**Texte présenté:**
□ □ □ □
Je ne connaissais Alex Garland que de nom, ou plutôt que de scénario. Collaborateur de Danny Boyle, ce sont ses films à lui que j’ai vus et généralement aimés. Il s’agit là du quatrième long de Garland en tant que réalisateur. Pas le dernier, fort heureusement.
Dans un futur très très proche qui pourrait être hier ou demain, le président américain fait un troisième mandat d’une politique autoritaire qui a poussé certains états à faire sécession. La guerre fait rage entre l’armée gouvernementale et les milices parfois mal définies. La photographe aguerrie Lee Smith embarque contre son gré une jeune rookie qui a tout à apprendre au cœur de l’action, là où on fait les images de légende.
On pense immédiatement à ce bon vieux Joe Dante qui proposait il y a trente ans une hypothèse similaire et un titre très proche. Le ton y était grinçant et il se moquait d’une classe politique prête à tout et d’un monde médiatique complice par intérêt et sens du spectacle. Voici donc le revers de la pièce. Pas de comédie ici, ni tout à fait de postulat satyrique. Le point de vue adopté est celui de ceux qui, tels des soldats, vont au front par devoir plus que par obligation. Le reporter de guerre n’a pas de totem d’immunité et tout juste un gilet pare-balles. Il a surtout pour lui la volonté d’informer et de créer des images. Or, celles-ci sont parfois à charge parce que la réalité l’est ou parce que la neutralité absolue n’existe pas, par choix artistique ou éditorial. Au fond, le contexte ici importe peu et il s’agira surtout de replacer le photographe dans un environnement du quotidien, pas le désert irakien, pas la jungle du Vietnam, pas les plages normandes du D-day. Les gentils et les méchants ? C’est pas le sujet et de toute façon, on est pas sûr de pouvoir les distinguer. La démarche du photographe est ici ambivalente. Il s’agit à la fois de documenter, pour l’Histoire, et en même temps de créer, pour la postérité. Ce n’est pas seulement l’œil du témoin, c’est aussi la fierté de l’artiste qui donne du sens au chaos. La forme a donc ici son importance et l’horreur est nettement plus acceptable dans un cliché que dans la réalité. Les morts qui resteront seront ceux qui ont été insolés sur une pellicule ou ordonnés dans un amas de pixels. La peur sera toujours subjective et la quantité ne sera jamais qu’une statistique. Caméra à l’épaule, plans longs à la steady cam au plus près de l’action, champ sans contrechamp, c’est du FPS. First-person shooter avec un appareil photo plutôt qu’un fusil mitrailleur mais des gestes qui se ressemblent. J’aurais pu rappeler tout ce que le film doit à de Palma et Oliver Stone mais on va abréger. On saluera l’immersion de cette mise en scène et la photo ultra-réaliste. On aimera aussi ce scénario qui reste un vrai thriller immersif. Enfin, on aimera l’interprétation parfaitement juste de Kirsten Dunst et de Wagner Moura.
Donc ? Plus profond qu’il n’y paraît, le film offre moins de soufre qu’annoncé et sait se concentrer sur son sujet. Un bon moment de cinéma pour toutes les raisons citées plus haut.
>>> La scène qu’on retiendra ? L’horreur du non-sens d’une guerre dont les enjeux ne sont pas définis et où ton voisin peut-être le pire des tortionnaires. Oui, cette scène de fosse commune remplie de gens dont on ne sait rien.
□ □ □ □
**Lignes fournies:**
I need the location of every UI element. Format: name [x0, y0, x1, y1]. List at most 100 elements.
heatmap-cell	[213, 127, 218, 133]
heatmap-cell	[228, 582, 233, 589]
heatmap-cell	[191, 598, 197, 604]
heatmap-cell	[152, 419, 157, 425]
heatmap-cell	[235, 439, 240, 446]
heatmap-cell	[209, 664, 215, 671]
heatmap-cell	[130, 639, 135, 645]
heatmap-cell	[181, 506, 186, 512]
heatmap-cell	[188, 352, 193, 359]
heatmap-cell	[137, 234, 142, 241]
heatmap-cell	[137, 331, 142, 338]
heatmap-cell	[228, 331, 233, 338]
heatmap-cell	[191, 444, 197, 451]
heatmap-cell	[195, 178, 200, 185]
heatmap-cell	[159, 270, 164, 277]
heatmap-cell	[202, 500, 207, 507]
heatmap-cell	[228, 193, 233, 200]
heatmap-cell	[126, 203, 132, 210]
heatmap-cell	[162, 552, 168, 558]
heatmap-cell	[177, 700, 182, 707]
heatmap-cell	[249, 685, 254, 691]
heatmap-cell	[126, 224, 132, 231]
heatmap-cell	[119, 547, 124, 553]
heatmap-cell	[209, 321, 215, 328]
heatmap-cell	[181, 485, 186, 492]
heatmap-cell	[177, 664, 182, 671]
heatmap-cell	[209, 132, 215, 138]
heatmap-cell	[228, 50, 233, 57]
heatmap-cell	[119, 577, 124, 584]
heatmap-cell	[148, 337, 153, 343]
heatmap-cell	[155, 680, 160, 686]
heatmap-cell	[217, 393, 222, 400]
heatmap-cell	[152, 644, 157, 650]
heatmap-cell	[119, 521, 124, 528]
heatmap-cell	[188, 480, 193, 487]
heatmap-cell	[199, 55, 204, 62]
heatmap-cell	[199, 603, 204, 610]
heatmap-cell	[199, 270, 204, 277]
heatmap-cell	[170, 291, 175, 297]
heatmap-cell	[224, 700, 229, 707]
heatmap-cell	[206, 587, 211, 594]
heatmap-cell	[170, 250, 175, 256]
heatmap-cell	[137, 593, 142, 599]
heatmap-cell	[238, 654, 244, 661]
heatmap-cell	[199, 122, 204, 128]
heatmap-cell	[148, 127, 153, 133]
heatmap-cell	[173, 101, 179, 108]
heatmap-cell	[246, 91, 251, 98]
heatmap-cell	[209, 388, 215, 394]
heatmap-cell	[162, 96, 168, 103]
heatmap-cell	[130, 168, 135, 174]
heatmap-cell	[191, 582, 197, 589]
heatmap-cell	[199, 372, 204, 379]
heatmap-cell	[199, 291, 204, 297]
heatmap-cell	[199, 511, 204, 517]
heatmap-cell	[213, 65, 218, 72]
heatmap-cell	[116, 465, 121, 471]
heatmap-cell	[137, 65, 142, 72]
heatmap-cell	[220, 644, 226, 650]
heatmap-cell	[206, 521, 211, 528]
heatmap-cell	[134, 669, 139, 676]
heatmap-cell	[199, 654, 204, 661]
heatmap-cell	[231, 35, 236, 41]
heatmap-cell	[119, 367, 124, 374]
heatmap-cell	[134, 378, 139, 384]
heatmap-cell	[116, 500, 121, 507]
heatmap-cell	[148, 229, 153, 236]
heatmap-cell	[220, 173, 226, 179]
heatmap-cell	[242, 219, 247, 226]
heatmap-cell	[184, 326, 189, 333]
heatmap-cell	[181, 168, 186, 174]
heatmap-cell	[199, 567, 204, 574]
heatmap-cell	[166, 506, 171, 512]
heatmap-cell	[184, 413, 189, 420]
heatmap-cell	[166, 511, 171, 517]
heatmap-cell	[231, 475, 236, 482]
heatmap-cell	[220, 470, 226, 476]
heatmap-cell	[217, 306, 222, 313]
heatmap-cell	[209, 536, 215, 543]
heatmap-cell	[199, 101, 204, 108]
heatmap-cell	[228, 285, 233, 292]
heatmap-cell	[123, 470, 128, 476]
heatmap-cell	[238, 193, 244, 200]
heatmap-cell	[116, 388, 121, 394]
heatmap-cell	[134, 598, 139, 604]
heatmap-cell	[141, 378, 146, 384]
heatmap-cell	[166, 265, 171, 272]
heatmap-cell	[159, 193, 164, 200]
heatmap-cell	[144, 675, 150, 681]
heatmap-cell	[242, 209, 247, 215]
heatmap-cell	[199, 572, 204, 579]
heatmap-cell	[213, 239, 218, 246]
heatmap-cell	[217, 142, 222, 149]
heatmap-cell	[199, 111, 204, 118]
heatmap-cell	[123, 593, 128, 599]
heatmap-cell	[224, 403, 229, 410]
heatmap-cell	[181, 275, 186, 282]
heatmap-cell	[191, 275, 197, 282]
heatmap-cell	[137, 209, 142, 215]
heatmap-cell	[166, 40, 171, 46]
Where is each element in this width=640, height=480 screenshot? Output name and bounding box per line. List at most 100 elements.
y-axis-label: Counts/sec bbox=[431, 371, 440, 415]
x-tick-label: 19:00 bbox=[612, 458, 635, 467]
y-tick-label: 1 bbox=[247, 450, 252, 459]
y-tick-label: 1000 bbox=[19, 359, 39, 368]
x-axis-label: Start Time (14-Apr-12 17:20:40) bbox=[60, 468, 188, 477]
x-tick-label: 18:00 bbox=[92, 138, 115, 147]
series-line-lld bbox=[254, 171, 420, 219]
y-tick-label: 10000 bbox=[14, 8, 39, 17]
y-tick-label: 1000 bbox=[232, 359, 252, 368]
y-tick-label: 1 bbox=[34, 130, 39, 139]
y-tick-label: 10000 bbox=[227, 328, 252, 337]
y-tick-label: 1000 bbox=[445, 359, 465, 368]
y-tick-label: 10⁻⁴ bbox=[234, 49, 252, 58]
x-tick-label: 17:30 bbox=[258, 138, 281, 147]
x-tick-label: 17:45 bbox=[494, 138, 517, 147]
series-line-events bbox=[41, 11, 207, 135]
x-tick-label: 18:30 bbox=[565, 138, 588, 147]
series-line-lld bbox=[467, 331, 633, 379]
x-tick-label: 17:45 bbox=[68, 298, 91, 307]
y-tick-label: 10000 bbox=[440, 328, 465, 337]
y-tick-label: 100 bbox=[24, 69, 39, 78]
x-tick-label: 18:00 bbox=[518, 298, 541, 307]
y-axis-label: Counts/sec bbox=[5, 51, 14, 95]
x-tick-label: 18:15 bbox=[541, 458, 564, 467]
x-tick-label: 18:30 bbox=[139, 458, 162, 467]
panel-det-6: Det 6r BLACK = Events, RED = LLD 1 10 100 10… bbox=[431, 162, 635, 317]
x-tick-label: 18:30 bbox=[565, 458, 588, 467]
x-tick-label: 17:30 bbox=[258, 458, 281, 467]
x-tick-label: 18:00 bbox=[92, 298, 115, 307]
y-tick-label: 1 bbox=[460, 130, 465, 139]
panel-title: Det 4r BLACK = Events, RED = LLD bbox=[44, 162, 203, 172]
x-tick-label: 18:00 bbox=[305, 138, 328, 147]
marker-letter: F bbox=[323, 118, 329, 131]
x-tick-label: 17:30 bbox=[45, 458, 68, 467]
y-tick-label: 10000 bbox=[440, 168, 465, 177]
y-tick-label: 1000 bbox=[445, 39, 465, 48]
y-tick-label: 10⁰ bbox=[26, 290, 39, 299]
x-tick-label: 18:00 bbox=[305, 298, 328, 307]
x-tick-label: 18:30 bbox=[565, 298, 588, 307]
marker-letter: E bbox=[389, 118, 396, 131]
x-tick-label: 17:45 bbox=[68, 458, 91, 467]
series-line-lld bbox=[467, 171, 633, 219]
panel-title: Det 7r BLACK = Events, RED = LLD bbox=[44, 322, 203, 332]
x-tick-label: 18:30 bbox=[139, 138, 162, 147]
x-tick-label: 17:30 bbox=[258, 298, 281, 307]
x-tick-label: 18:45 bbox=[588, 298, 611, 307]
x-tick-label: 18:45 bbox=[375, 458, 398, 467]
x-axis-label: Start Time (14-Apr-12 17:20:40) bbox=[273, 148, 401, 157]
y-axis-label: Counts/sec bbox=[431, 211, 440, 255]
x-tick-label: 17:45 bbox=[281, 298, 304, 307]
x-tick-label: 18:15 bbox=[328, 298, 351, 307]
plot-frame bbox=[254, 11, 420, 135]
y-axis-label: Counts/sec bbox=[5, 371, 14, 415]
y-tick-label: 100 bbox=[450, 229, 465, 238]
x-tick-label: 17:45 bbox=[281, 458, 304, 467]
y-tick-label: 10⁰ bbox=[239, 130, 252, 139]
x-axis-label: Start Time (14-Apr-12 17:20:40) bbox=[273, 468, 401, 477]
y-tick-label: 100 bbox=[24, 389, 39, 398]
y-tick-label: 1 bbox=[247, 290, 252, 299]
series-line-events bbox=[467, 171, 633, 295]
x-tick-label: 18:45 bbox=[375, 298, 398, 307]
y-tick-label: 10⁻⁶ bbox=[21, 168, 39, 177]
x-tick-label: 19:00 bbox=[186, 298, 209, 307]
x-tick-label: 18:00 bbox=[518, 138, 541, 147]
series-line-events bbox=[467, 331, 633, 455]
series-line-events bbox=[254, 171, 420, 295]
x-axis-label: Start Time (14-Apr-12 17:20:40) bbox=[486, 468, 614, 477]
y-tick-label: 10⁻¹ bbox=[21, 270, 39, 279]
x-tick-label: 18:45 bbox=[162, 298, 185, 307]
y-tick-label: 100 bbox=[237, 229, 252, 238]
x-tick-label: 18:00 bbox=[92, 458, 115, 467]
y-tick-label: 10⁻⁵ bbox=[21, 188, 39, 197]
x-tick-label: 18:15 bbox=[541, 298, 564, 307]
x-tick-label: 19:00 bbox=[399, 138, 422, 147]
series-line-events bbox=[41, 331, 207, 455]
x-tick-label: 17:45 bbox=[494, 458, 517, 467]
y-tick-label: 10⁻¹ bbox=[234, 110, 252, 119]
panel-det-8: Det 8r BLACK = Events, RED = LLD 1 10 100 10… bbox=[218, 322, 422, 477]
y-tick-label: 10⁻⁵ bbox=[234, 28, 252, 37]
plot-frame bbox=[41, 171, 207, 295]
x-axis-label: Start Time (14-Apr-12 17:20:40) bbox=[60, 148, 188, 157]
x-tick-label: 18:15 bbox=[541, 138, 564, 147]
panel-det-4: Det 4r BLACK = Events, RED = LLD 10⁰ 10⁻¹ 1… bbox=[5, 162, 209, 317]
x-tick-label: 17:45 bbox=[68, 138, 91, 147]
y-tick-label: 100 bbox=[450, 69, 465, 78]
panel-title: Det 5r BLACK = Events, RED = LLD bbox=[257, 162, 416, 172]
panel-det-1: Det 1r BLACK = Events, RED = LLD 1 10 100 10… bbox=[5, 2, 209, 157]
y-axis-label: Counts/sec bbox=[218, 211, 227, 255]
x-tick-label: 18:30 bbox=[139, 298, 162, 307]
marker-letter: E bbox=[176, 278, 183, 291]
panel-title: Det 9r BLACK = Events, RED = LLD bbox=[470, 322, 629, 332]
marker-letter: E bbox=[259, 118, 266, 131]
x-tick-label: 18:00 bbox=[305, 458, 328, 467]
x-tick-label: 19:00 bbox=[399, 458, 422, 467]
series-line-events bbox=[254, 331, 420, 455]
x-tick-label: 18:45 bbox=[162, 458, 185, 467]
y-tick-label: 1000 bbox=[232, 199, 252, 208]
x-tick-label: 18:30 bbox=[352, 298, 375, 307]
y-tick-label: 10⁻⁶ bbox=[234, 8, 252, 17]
□ □ □ □
**Travail demandé:**
1) Réécrivez tout le passage de la critique allant de « Je ne connaissais » jusqu'à « dernier, fort heureusement. », en remplaçant « réalisateur » par « cinéaste ».
2) Indiquez si chacune des affirmations suivantes concorde avec la critique, en répondant par oui ou par non et en citant les mots décisifs de la critique. (a) Lee Smith y est présentée comme une photographe débutante. (b) Le film est le quatrième long métrage réalisé par Garland. (c) Le film offre plus de soufre qu'annoncé.

**Réponses attendues:**
1)
Je ne connaissais Alex Garland que de nom, ou plutôt que de scénario. Collaborateur de Danny Boyle, ce sont ses films à lui que j’ai vus et généralement aimés. Il s’agit là du quatrième long de Garland en tant que cinéaste. Pas le dernier, fort heureusement.

2)
(a) Non : « La photographe aguerrie Lee Smith ».
(b) Oui : « Il s’agit là du quatrième long de Garland en tant que réalisateur ».
(c) Non : « le film offre moins de soufre qu’annoncé ».